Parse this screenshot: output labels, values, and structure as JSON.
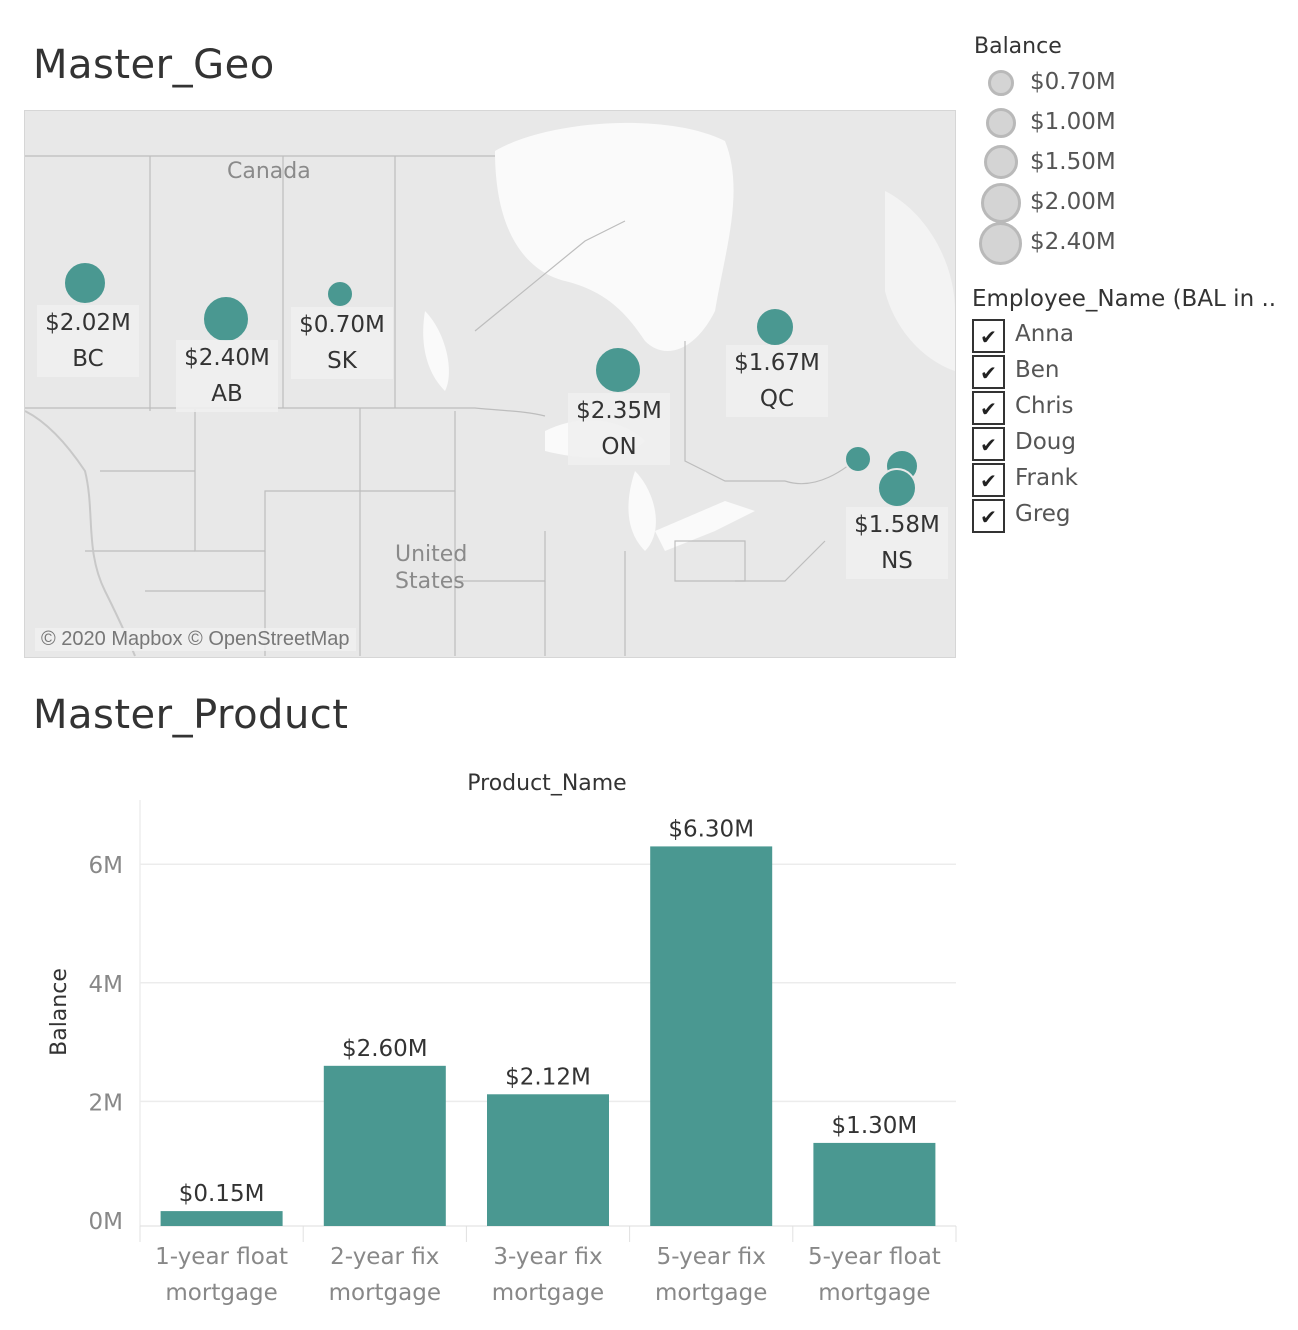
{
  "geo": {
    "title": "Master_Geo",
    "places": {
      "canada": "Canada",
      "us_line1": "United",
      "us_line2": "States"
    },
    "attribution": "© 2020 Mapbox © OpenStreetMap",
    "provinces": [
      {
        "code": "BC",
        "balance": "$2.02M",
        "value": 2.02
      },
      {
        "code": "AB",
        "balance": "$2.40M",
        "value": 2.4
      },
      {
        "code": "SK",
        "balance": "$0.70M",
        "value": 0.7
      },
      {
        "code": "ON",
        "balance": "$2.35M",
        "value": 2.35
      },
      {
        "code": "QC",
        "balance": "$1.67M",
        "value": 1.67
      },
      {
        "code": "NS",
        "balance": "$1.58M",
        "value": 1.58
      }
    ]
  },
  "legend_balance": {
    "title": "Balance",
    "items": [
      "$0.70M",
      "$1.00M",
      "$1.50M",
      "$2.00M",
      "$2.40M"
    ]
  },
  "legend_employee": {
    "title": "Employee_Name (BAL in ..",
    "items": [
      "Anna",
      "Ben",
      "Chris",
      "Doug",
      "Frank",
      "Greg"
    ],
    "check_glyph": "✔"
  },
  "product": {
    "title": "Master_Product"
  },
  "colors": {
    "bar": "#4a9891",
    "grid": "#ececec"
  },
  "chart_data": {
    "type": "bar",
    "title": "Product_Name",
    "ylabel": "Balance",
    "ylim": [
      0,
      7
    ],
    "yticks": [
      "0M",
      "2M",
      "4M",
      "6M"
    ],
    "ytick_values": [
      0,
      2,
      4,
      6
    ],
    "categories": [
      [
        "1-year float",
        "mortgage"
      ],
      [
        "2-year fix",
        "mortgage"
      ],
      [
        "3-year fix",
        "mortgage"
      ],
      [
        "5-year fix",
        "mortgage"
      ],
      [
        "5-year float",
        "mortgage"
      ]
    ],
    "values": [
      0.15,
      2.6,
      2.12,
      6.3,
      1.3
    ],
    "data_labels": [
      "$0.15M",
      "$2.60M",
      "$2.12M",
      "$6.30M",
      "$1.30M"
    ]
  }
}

★ ★ ★ ★ ★

- WRITTEN EXERCISE
Each entry above should be reproduced exactly, with the pictures removed.

- WORKED SOLUTION
Parse this screenshot: output labels, values, and structure as JSON.
{
  "geo": {
    "title": "Master_Geo",
    "places": {
      "canada": "Canada",
      "us_line1": "United",
      "us_line2": "States"
    },
    "attribution": "© 2020 Mapbox © OpenStreetMap",
    "provinces": [
      {
        "code": "BC",
        "balance": "$2.02M",
        "value": 2.02
      },
      {
        "code": "AB",
        "balance": "$2.40M",
        "value": 2.4
      },
      {
        "code": "SK",
        "balance": "$0.70M",
        "value": 0.7
      },
      {
        "code": "ON",
        "balance": "$2.35M",
        "value": 2.35
      },
      {
        "code": "QC",
        "balance": "$1.67M",
        "value": 1.67
      },
      {
        "code": "NS",
        "balance": "$1.58M",
        "value": 1.58
      }
    ]
  },
  "legend_balance": {
    "title": "Balance",
    "items": [
      "$0.70M",
      "$1.00M",
      "$1.50M",
      "$2.00M",
      "$2.40M"
    ]
  },
  "legend_employee": {
    "title": "Employee_Name (BAL in ..",
    "items": [
      "Anna",
      "Ben",
      "Chris",
      "Doug",
      "Frank",
      "Greg"
    ],
    "check_glyph": "✔"
  },
  "product": {
    "title": "Master_Product"
  },
  "colors": {
    "bar": "#4a9891",
    "grid": "#ececec"
  },
  "chart_data": {
    "type": "bar",
    "title": "Product_Name",
    "ylabel": "Balance",
    "ylim": [
      0,
      7
    ],
    "yticks": [
      "0M",
      "2M",
      "4M",
      "6M"
    ],
    "ytick_values": [
      0,
      2,
      4,
      6
    ],
    "categories": [
      [
        "1-year float",
        "mortgage"
      ],
      [
        "2-year fix",
        "mortgage"
      ],
      [
        "3-year fix",
        "mortgage"
      ],
      [
        "5-year fix",
        "mortgage"
      ],
      [
        "5-year float",
        "mortgage"
      ]
    ],
    "values": [
      0.15,
      2.6,
      2.12,
      6.3,
      1.3
    ],
    "data_labels": [
      "$0.15M",
      "$2.60M",
      "$2.12M",
      "$6.30M",
      "$1.30M"
    ]
  }
}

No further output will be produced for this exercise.